Work instructions: Output the lines of the records from the one containing "Type out the text in this image." through the last, both ends included. Leave pictures out.

** Start **

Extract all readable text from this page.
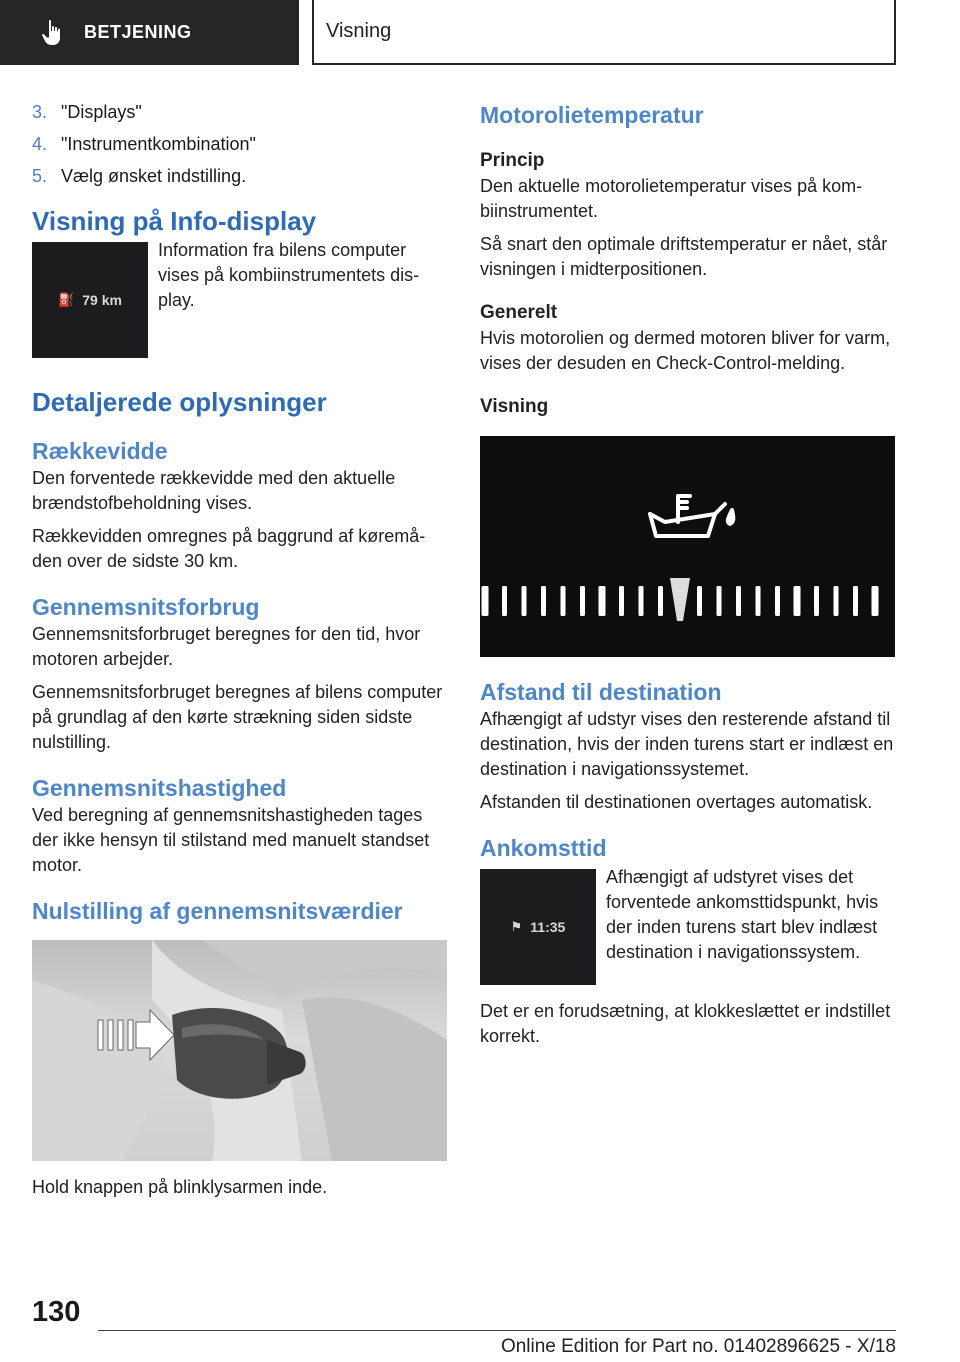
BETJENING	Visning
3. "Displays"
4. "Instrumentkombination"
5. Vælg ønsket indstilling.
Visning på Info-display
⛽ 79 km
Information fra bilens computer vises på kombiinstrumentets display.
Detaljerede oplysninger
Rækkevidde
Den forventede rækkevidde med den aktuelle brændstofbeholdning vises.
Rækkevidden omregnes på baggrund af køremåden over de sidste 30 km.
Gennemsnitsforbrug
Gennemsnitsforbruget beregnes for den tid, hvor motoren arbejder.
Gennemsnitsforbruget beregnes af bilens computer på grundlag af den kørte strækning siden sidste nulstilling.
Gennemsnitshastighed
Ved beregning af gennemsnitshastigheden tages der ikke hensyn til stilstand med manuelt standset motor.
Nulstilling af gennemsnitsværdier
Hold knappen på blinklysarmen inde.
Motorolietemperatur
Princip
Den aktuelle motorolietemperatur vises på kombiinstrumentet.
Så snart den optimale driftstemperatur er nået, står visningen i midterpositionen.
Generelt
Hvis motorolien og dermed motoren bliver for varm, vises der desuden en Check-Control-melding.
Visning
Afstand til destination
Afhængigt af udstyr vises den resterende afstand til destination, hvis der inden turens start er indlæst en destination i navigationssystemet.
Afstanden til destinationen overtages automatisk.
Ankomsttid
⚑ 11:35
Afhængigt af udstyret vises det forventede ankomsttidspunkt, hvis der inden turens start blev indlæst destination i navigationssystem.
Det er en forudsætning, at klokkeslættet er indstillet korrekt.
130
Online Edition for Part no. 01402896625 - X/18
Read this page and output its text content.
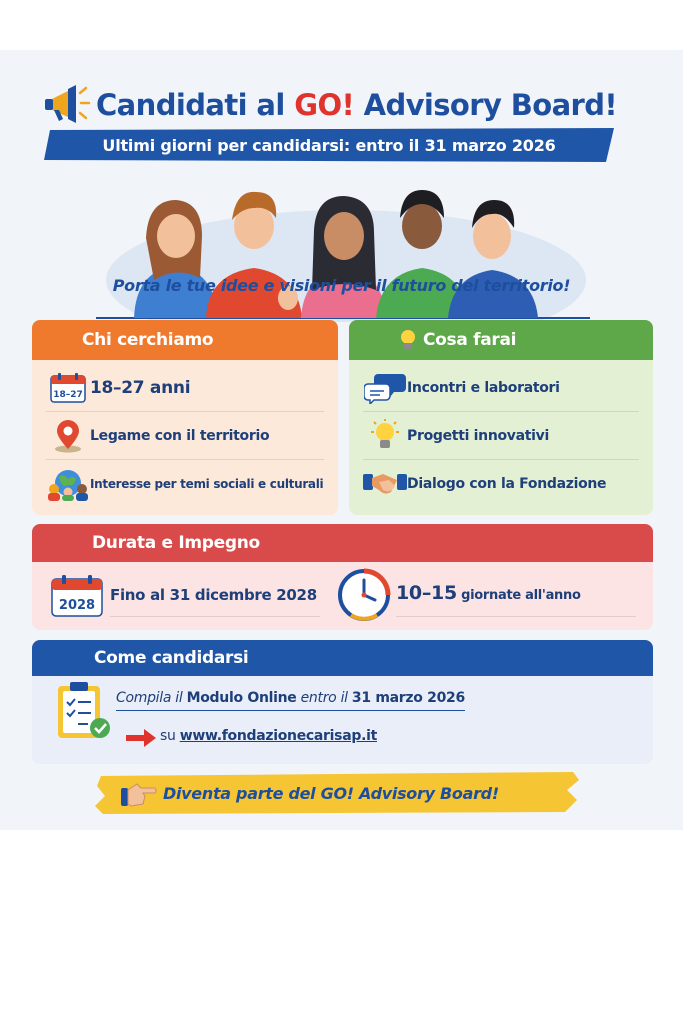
Candidati al GO! Advisory Board!
Ultimi giorni per candidarsi: entro il 31 marzo 2026
Porta le tue idee e visioni per il futuro del territorio!
Chi cerchiamo
18–27 18–27 anni
Legame con il territorio
Interesse per temi sociali e culturali
Cosa farai
Incontri e laboratori
Progetti innovativi
Dialogo con la Fondazione
Durata e Impegno
2028
Fino al 31 dicembre 2028	10–15 giornate all'anno
Come candidarsi
Compila il Modulo Online entro il 31 marzo 2026
su www.fondazionecarisap.it
Diventa parte del GO! Advisory Board!
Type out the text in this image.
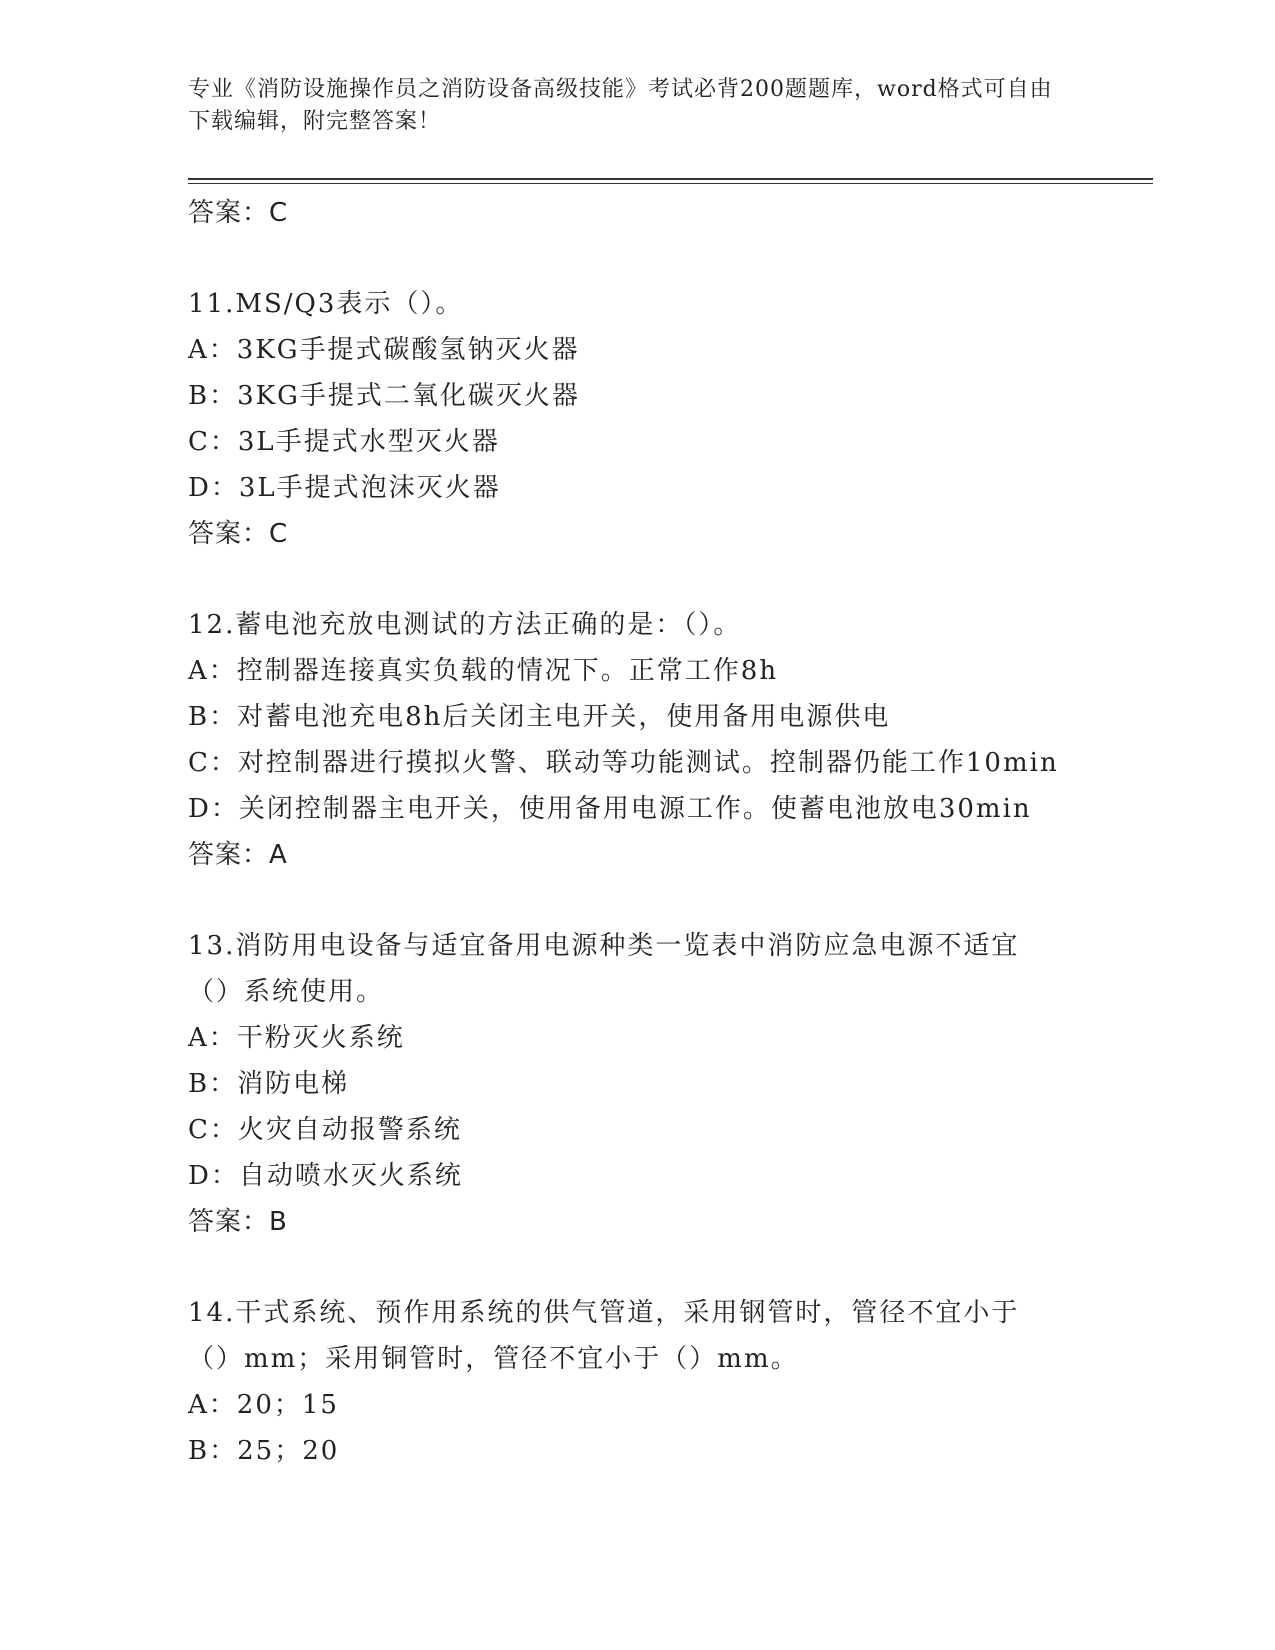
专业《消防设施操作员之消防设备高级技能》考试必背200题题库，word格式可自由下载编辑，附完整答案！
答案：C
11.MS/Q3表示（）。
A：3KG手提式碳酸氢钠灭火器
B：3KG手提式二氧化碳灭火器
C：3L手提式水型灭火器
D：3L手提式泡沫灭火器
答案：C
12.蓄电池充放电测试的方法正确的是：（）。
A：控制器连接真实负载的情况下。正常工作8h
B：对蓄电池充电8h后关闭主电开关，使用备用电源供电
C：对控制器进行摸拟火警、联动等功能测试。控制器仍能工作10min
D：关闭控制器主电开关，使用备用电源工作。使蓄电池放电30min
答案：A
13.消防用电设备与适宜备用电源种类一览表中消防应急电源不适宜（）系统使用。
A：干粉灭火系统
B：消防电梯
C：火灾自动报警系统
D：自动喷水灭火系统
答案：B
14.干式系统、预作用系统的供气管道，采用钢管时，管径不宜小于（）mm；采用铜管时，管径不宜小于（）mm。
A：20；15
B：25；20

** End **

Final answer:
Type out the text in this image.
专业《消防设施操作员之消防设备高级技能》考试必背200题题库，word格式可自由下载编辑，附完整答案！
答案：C
11.MS/Q3表示（）。
A：3KG手提式碳酸氢钠灭火器
B：3KG手提式二氧化碳灭火器
C：3L手提式水型灭火器
D：3L手提式泡沫灭火器
答案：C
12.蓄电池充放电测试的方法正确的是：（）。
A：控制器连接真实负载的情况下。正常工作8h
B：对蓄电池充电8h后关闭主电开关，使用备用电源供电
C：对控制器进行摸拟火警、联动等功能测试。控制器仍能工作10min
D：关闭控制器主电开关，使用备用电源工作。使蓄电池放电30min
答案：A
13.消防用电设备与适宜备用电源种类一览表中消防应急电源不适宜（）系统使用。
A：干粉灭火系统
B：消防电梯
C：火灾自动报警系统
D：自动喷水灭火系统
答案：B
14.干式系统、预作用系统的供气管道，采用钢管时，管径不宜小于（）mm；采用铜管时，管径不宜小于（）mm。
A：20；15
B：25；20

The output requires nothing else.